■ RECORDS FOR THIS EXERCISE ■

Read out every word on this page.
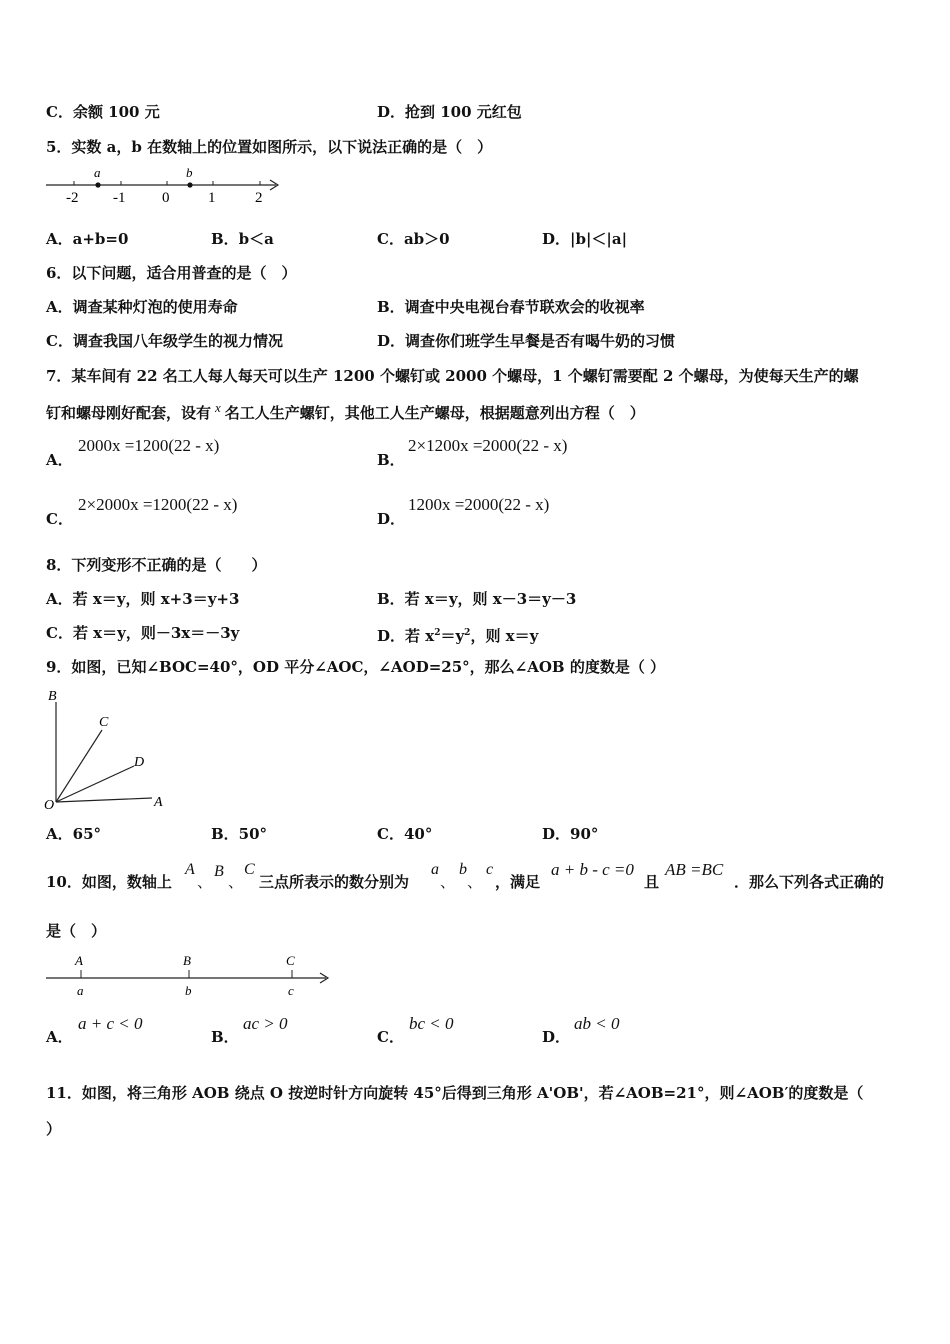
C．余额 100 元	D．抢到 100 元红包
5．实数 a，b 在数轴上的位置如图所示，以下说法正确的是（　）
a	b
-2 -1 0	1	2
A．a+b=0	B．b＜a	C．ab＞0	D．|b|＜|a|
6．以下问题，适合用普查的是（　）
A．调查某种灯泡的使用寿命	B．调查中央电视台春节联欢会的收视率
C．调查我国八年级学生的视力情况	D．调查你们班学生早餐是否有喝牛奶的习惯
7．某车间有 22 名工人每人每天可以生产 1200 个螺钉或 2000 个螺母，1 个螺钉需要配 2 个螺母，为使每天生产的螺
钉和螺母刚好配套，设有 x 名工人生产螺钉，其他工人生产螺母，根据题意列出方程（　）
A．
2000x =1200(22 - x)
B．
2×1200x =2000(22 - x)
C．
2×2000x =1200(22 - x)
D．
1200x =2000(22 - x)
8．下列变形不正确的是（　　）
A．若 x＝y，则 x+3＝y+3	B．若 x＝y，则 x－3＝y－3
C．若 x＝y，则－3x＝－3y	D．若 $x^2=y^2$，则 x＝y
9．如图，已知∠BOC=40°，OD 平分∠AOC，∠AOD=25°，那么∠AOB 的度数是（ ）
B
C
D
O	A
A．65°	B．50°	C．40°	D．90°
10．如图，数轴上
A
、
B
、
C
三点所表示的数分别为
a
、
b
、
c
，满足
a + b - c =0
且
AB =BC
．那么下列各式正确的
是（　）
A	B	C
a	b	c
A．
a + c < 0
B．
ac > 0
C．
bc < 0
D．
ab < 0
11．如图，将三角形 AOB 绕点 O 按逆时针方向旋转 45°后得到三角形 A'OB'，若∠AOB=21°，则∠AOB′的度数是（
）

■ REQUIREMENTS ■
Reproduce all of the material above word for word. Omit the pictures.

■ THE COMPLETED TASK ■
Read out every word on this page.
C．余额 100 元	D．抢到 100 元红包
5．实数 a，b 在数轴上的位置如图所示，以下说法正确的是（　）
a	b
-2 -1 0	1	2
A．a+b=0	B．b＜a	C．ab＞0	D．|b|＜|a|
6．以下问题，适合用普查的是（　）
A．调查某种灯泡的使用寿命	B．调查中央电视台春节联欢会的收视率
C．调查我国八年级学生的视力情况	D．调查你们班学生早餐是否有喝牛奶的习惯
7．某车间有 22 名工人每人每天可以生产 1200 个螺钉或 2000 个螺母，1 个螺钉需要配 2 个螺母，为使每天生产的螺
钉和螺母刚好配套，设有 x 名工人生产螺钉，其他工人生产螺母，根据题意列出方程（　）
A．
2000x =1200(22 - x)
B．
2×1200x =2000(22 - x)
C．
2×2000x =1200(22 - x)
D．
1200x =2000(22 - x)
8．下列变形不正确的是（　　）
A．若 x＝y，则 x+3＝y+3	B．若 x＝y，则 x－3＝y－3
C．若 x＝y，则－3x＝－3y	D．若 $x^2=y^2$，则 x＝y
9．如图，已知∠BOC=40°，OD 平分∠AOC，∠AOD=25°，那么∠AOB 的度数是（ ）
B
C
D
O	A
A．65°	B．50°	C．40°	D．90°
10．如图，数轴上
A
、
B
、
C
三点所表示的数分别为
a
、
b
、
c
，满足
a + b - c =0
且
AB =BC
．那么下列各式正确的
是（　）
A	B	C
a	b	c
A．
a + c < 0
B．
ac > 0
C．
bc < 0
D．
ab < 0
11．如图，将三角形 AOB 绕点 O 按逆时针方向旋转 45°后得到三角形 A'OB'，若∠AOB=21°，则∠AOB′的度数是（
）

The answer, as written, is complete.